*Task statement*
Find the lines of data that contain the string "Zagrebu", then list them.
** BEGIN Given data **
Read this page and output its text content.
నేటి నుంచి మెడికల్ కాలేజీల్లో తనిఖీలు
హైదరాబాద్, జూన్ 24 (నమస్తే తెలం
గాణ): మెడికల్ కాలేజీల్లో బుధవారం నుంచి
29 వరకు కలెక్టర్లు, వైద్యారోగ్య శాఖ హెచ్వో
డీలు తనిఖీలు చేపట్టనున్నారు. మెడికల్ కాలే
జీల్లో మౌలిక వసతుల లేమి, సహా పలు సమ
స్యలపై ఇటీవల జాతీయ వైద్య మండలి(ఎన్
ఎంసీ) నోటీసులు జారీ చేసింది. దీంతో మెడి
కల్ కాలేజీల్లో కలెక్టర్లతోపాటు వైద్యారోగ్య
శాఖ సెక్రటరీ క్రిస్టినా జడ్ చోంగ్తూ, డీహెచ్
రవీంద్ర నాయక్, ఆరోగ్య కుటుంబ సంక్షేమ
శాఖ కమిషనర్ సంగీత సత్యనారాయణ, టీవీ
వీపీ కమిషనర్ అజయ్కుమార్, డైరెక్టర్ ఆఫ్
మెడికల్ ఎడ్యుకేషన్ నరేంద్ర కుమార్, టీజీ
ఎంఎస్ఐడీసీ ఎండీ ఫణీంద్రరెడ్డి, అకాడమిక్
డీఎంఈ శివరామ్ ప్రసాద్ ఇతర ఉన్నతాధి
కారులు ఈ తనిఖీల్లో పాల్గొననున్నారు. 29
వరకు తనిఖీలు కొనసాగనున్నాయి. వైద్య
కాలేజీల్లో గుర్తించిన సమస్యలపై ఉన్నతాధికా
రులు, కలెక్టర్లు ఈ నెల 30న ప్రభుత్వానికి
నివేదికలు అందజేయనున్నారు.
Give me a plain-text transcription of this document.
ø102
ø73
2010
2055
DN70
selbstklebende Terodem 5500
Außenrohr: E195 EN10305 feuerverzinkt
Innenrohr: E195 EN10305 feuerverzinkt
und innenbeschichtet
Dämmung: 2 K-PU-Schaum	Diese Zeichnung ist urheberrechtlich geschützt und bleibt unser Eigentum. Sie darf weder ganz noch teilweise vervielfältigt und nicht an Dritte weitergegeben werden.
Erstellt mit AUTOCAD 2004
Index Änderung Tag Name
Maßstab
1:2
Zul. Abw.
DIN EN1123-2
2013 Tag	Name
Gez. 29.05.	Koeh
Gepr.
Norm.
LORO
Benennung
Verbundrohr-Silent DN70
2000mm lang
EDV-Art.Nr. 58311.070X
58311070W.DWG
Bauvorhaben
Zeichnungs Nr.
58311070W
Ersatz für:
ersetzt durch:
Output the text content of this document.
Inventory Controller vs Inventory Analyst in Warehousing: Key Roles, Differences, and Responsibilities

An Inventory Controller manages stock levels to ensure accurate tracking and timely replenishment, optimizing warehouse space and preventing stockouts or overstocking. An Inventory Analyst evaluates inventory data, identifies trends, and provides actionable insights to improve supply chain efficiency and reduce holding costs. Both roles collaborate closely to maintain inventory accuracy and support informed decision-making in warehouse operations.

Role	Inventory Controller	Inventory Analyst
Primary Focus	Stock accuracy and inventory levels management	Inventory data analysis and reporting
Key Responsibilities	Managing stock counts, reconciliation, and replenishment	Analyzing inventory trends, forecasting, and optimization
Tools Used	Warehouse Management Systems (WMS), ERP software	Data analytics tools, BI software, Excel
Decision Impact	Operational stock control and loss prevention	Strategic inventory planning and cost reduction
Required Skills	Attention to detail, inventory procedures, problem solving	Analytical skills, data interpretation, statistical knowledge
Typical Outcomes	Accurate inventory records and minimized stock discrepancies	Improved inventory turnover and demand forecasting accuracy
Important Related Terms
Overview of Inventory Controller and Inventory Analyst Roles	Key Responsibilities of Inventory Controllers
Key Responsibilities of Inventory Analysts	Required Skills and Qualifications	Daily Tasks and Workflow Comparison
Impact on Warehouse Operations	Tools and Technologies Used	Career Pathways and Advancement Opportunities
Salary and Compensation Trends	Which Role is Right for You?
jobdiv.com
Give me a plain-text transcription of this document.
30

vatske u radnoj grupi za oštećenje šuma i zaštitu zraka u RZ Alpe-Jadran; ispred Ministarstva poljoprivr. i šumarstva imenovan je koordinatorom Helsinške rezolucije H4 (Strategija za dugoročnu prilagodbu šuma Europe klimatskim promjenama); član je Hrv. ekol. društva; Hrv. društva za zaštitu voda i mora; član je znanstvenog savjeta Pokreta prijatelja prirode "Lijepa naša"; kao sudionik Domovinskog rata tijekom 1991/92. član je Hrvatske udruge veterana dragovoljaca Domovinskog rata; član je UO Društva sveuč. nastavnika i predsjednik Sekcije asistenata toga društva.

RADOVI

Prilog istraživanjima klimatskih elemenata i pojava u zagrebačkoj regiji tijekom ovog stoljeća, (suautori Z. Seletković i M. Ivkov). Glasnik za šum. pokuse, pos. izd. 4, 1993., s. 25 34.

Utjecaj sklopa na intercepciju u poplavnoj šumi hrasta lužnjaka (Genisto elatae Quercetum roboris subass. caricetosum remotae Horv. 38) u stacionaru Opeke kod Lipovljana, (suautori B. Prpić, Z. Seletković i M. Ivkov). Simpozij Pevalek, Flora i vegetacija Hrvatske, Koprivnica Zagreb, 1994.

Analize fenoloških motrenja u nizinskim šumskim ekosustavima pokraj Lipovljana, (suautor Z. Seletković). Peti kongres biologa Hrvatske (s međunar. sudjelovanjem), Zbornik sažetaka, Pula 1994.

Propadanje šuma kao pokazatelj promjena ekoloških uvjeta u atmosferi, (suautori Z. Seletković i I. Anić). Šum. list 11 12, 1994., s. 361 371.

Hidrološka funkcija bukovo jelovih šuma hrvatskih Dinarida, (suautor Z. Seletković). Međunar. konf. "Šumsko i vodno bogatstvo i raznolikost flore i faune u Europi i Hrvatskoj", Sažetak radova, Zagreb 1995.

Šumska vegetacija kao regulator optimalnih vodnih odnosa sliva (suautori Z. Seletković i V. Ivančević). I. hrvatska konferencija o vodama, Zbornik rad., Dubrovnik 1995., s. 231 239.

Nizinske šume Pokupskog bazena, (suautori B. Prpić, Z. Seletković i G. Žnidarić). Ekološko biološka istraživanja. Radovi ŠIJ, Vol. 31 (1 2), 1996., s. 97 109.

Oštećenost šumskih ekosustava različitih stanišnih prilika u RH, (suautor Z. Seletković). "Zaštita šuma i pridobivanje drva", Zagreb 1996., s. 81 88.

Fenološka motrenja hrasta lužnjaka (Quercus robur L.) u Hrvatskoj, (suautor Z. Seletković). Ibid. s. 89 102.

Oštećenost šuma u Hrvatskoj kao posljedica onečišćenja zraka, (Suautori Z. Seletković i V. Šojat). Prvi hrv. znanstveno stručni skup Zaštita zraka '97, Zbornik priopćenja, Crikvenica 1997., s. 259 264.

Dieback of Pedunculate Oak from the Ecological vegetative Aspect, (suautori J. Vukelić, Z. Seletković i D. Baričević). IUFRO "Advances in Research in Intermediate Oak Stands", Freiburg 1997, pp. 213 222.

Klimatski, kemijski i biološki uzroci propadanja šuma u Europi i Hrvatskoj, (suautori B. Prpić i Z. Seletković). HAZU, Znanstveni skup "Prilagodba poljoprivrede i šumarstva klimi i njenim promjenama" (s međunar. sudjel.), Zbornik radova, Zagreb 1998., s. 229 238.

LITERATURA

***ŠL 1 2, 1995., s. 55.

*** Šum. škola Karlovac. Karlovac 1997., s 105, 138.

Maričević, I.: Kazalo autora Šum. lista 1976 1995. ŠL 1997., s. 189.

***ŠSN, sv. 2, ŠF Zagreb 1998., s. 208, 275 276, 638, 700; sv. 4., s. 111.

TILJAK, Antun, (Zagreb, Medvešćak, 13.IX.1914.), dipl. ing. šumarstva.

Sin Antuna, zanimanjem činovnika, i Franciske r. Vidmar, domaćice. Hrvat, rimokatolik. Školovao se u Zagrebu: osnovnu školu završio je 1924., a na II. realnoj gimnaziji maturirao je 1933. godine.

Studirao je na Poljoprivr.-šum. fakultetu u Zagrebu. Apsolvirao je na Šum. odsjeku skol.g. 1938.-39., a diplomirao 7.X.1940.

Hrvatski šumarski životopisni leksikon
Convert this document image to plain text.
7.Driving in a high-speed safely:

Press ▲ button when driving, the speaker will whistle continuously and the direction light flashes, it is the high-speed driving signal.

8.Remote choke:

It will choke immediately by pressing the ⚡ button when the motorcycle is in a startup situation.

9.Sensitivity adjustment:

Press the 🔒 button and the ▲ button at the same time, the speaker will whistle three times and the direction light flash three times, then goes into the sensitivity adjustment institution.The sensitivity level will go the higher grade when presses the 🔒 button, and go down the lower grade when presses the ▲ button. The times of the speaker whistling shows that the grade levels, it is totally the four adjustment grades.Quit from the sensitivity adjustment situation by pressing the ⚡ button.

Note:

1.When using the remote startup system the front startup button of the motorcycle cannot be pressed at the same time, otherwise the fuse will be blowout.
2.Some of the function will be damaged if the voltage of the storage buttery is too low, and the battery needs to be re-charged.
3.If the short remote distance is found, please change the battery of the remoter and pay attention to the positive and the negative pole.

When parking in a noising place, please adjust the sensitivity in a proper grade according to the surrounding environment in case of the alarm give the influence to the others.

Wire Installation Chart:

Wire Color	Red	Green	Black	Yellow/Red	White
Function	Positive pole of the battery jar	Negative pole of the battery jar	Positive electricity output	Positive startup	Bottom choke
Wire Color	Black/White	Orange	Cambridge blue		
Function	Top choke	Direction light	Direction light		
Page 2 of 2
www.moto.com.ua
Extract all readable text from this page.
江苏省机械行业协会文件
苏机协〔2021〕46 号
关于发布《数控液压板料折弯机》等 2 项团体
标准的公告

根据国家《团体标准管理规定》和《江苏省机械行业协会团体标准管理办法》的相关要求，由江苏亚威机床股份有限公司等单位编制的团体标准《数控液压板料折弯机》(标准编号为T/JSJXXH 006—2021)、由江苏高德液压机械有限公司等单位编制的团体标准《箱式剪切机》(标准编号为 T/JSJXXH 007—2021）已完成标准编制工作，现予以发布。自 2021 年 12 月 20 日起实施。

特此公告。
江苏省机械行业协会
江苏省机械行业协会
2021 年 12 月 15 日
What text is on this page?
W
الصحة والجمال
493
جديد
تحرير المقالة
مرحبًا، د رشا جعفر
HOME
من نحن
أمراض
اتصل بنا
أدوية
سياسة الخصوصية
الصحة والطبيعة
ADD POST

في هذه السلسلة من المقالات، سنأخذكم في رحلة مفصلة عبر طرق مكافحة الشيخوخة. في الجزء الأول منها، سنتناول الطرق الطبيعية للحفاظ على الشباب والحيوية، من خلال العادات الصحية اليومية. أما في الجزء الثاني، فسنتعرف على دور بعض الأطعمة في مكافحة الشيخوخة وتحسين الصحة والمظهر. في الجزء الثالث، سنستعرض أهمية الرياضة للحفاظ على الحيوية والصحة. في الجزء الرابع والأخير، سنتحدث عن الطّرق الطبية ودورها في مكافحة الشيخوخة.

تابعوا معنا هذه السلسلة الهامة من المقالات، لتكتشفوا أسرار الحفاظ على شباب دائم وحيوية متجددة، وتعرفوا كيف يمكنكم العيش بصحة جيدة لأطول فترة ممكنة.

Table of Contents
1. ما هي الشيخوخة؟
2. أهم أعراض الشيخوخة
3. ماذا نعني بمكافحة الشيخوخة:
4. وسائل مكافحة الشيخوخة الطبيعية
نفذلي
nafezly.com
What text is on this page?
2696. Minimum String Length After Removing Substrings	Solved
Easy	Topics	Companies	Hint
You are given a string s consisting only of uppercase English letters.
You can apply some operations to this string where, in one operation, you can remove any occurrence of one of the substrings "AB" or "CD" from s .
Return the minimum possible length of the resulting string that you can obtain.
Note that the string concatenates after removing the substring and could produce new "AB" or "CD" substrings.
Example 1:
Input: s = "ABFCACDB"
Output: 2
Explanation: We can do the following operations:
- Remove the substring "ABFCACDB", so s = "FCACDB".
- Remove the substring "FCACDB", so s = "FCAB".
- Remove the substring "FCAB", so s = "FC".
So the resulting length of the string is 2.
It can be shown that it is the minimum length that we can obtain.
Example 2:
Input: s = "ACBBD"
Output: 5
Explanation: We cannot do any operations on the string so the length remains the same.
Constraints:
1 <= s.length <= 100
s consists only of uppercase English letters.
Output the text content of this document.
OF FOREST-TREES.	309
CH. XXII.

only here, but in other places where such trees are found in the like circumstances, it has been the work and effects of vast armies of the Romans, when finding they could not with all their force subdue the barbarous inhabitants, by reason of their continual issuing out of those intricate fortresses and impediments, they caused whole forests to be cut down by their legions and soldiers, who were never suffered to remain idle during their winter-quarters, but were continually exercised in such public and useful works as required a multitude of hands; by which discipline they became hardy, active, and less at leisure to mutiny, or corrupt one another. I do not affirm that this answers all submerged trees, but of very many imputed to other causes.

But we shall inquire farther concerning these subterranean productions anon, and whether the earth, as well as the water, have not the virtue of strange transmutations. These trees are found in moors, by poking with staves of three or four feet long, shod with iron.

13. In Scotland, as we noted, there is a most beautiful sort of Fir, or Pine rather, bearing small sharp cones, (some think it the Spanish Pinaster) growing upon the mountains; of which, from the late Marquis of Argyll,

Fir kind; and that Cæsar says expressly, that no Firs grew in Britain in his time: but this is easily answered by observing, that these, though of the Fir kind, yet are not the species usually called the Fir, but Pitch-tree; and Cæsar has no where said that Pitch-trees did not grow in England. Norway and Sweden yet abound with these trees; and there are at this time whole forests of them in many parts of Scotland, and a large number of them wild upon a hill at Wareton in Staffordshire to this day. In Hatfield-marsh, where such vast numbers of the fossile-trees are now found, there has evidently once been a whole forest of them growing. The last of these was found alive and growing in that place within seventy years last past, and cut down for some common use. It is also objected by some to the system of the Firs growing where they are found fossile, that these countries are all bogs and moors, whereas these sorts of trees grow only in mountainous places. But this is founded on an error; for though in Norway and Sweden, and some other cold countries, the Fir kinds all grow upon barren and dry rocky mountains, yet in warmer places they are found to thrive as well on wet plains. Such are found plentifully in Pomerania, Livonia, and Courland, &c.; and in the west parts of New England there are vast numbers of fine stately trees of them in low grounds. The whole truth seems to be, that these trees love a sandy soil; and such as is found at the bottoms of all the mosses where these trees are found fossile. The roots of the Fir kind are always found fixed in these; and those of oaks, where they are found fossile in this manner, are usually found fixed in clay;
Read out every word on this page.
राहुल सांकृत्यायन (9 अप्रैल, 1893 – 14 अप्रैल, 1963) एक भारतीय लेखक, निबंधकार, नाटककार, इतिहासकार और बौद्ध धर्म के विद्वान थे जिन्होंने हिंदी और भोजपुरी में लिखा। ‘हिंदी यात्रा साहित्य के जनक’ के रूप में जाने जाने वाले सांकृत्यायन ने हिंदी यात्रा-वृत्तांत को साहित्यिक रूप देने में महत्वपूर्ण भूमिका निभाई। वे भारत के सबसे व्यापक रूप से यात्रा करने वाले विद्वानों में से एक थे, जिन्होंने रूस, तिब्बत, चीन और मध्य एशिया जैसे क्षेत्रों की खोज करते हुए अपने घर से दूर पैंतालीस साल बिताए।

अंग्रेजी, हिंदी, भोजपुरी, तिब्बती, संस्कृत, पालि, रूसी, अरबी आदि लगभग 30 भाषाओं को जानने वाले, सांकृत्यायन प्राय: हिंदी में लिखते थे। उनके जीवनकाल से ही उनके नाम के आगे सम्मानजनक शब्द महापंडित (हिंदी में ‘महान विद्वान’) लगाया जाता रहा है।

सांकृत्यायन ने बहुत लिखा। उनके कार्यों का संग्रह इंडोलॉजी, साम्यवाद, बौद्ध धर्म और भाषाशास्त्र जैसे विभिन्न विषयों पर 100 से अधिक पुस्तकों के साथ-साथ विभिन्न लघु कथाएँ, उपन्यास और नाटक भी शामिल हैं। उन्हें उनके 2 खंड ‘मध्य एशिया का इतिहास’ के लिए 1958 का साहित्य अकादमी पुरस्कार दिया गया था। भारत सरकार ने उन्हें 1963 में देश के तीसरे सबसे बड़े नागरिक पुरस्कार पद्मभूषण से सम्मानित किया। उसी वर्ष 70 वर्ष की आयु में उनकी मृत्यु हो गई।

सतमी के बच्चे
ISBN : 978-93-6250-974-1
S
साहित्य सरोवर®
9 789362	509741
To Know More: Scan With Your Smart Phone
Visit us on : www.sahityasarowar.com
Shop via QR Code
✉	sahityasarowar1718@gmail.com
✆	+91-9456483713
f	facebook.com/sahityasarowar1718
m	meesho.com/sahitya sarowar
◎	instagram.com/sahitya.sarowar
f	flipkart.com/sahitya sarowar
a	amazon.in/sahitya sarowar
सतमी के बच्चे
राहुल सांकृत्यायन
** END Given data **
*The completed task*
Sin Antuna, zanimanjem činovnika, i Franciske r. Vidmar, domaćice. Hrvat, rimokatolik. Školovao se u Zagrebu: osnovnu školu završio je 1924., a na II. realnoj gimnaziji maturirao je 1933. godine.
Studirao je na Poljoprivr.-šum. fakultetu u Zagrebu. Apsolvirao je na Šum. odsjeku skol.g. 1938.-39., a diplomirao 7.X.1940.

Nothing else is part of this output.